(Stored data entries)
=======

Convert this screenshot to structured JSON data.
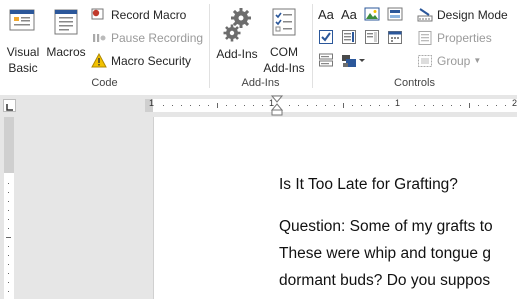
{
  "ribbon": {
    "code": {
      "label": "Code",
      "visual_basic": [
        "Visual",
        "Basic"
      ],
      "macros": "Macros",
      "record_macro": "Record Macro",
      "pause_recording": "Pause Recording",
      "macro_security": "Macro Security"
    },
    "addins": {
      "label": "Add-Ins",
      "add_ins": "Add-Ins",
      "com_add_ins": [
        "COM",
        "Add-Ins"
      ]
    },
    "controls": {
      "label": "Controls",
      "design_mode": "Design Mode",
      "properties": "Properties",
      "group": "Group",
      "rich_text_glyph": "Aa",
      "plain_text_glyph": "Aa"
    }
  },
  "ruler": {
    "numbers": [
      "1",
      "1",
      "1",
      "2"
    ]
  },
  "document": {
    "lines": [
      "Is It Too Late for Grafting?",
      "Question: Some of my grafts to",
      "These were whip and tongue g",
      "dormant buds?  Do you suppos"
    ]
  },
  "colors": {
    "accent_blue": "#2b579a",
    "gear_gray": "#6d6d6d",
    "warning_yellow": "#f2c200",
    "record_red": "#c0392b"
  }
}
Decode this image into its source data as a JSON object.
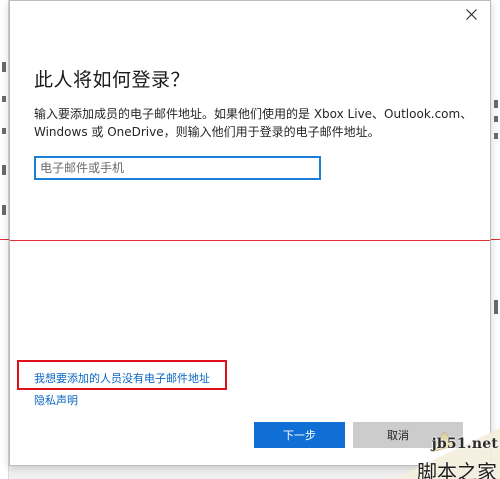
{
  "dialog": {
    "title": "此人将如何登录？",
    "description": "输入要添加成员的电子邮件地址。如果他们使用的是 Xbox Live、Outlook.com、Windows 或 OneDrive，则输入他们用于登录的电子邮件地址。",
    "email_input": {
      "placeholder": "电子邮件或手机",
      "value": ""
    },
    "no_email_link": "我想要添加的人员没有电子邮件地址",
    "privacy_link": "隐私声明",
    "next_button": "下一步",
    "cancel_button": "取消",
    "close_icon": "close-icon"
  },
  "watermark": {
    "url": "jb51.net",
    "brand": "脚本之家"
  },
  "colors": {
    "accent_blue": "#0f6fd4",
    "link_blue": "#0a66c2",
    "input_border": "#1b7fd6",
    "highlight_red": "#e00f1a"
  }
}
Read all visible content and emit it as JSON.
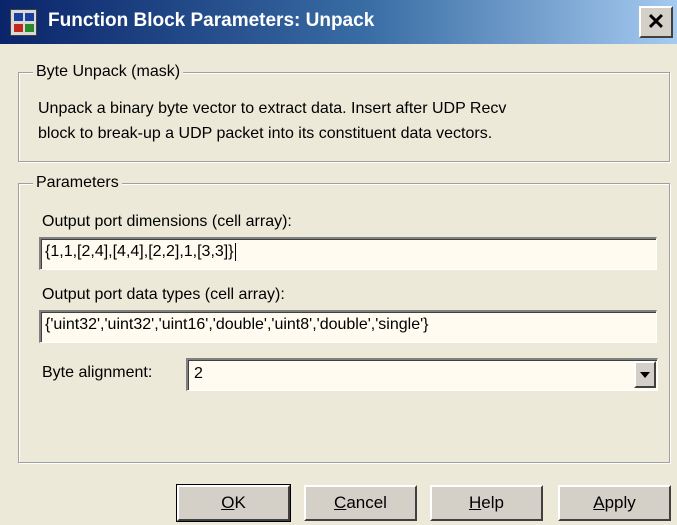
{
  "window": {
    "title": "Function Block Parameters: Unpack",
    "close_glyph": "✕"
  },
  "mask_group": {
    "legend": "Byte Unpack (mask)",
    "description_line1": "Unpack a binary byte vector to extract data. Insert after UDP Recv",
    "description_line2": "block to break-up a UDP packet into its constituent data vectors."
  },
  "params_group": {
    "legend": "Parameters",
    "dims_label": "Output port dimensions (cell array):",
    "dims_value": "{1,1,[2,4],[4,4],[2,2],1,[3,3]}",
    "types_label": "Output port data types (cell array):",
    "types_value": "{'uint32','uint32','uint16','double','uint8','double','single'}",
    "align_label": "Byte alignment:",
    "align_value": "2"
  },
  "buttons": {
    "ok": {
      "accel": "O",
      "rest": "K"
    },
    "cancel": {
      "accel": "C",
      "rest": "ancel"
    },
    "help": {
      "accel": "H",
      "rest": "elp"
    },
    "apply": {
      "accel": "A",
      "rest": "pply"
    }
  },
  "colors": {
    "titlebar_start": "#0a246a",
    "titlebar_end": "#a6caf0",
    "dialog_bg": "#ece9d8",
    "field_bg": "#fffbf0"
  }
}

=======

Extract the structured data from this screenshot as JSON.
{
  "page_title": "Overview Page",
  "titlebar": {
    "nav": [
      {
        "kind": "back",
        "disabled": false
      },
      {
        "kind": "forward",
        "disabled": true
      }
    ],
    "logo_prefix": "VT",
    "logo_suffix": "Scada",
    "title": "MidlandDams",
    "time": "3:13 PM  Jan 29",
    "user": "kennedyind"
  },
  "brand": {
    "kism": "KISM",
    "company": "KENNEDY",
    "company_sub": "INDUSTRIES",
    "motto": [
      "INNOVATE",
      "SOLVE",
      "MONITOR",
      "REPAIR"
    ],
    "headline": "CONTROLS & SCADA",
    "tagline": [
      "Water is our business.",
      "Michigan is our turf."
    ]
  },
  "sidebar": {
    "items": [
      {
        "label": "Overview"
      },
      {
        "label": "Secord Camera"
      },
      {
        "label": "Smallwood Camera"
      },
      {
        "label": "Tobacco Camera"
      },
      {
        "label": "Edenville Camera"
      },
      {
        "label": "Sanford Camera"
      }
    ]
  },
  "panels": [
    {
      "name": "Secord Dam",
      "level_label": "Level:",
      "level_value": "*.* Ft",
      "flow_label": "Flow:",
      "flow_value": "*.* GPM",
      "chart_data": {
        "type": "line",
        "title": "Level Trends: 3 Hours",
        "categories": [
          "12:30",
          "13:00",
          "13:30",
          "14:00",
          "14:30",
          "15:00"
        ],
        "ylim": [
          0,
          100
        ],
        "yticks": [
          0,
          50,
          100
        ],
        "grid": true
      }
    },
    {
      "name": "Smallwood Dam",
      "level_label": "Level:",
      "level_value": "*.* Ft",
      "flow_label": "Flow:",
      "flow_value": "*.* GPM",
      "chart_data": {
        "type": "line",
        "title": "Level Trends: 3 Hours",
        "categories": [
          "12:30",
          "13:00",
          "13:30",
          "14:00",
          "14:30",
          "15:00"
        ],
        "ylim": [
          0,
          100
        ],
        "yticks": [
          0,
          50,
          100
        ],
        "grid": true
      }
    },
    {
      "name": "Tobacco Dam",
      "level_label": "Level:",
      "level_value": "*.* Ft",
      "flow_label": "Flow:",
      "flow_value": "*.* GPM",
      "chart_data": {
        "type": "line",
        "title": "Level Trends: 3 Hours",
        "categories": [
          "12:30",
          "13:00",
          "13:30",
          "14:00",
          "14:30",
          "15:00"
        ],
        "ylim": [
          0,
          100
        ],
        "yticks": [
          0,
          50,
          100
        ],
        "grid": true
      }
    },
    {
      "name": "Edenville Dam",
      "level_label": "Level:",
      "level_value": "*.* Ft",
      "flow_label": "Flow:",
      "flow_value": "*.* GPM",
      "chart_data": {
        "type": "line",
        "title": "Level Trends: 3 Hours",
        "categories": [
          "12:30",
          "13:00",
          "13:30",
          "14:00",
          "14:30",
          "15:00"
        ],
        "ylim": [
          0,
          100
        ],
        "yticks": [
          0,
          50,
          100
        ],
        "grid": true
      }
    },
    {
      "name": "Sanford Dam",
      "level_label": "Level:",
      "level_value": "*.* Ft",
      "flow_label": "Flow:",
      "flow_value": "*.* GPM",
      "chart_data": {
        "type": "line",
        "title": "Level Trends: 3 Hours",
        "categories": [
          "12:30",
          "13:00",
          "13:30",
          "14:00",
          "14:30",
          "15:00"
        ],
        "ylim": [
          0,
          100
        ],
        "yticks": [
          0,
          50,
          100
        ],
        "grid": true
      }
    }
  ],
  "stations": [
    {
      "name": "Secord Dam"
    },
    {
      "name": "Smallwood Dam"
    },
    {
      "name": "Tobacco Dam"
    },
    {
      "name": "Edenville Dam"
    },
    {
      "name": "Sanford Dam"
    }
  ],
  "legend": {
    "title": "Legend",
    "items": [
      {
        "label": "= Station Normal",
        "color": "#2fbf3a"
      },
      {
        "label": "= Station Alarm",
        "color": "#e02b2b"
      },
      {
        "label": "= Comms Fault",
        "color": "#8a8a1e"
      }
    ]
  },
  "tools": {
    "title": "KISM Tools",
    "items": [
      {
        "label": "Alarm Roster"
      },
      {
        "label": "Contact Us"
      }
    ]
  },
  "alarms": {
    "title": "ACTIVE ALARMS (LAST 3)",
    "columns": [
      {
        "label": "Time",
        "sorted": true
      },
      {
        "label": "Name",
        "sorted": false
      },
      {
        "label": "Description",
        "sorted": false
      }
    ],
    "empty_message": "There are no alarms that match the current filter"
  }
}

=======

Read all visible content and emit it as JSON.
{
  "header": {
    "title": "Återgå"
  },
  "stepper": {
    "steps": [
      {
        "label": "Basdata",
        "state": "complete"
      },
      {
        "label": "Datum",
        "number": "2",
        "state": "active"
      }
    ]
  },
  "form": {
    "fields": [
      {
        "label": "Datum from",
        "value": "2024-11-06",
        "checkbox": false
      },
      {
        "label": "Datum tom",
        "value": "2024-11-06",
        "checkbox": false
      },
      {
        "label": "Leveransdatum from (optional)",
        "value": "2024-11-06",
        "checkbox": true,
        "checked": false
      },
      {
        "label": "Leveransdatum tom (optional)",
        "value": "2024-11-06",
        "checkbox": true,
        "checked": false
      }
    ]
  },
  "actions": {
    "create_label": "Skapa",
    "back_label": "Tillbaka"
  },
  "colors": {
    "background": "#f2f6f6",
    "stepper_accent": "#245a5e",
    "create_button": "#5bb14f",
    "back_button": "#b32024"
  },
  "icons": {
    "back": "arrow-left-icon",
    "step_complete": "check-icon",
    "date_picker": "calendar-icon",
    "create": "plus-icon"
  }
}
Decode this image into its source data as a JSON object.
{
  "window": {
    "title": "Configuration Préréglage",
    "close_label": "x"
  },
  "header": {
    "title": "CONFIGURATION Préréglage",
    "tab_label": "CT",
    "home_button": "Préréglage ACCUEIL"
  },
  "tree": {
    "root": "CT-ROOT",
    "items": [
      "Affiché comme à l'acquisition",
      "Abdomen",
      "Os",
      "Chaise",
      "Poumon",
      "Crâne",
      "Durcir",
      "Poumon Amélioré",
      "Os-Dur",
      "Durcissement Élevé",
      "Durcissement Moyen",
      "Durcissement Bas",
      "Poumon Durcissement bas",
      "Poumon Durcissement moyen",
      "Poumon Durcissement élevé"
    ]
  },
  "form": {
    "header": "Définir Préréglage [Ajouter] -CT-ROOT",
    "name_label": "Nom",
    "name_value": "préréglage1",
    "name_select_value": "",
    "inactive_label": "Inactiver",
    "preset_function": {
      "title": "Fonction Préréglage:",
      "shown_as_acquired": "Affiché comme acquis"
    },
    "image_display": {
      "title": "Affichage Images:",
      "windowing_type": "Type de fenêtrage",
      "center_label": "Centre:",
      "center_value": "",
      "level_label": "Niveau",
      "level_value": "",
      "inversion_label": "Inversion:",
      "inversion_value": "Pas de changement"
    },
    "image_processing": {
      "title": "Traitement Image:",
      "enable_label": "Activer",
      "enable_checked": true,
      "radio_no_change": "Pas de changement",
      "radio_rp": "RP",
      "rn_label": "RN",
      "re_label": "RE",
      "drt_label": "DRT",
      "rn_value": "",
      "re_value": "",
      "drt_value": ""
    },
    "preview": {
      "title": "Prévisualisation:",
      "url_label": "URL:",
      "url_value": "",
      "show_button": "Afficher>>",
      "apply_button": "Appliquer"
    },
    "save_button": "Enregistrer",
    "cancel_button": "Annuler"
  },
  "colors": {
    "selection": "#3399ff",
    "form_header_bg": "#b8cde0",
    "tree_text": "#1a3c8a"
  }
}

=======

### TASK INSTRUCTIONS
From the listing above, collect each line in which the string "ROOT" appears.

### SOLUTION TO THIS EXERCISE
    "root": "CT-ROOT",
    "header": "Définir Préréglage [Ajouter] -CT-ROOT",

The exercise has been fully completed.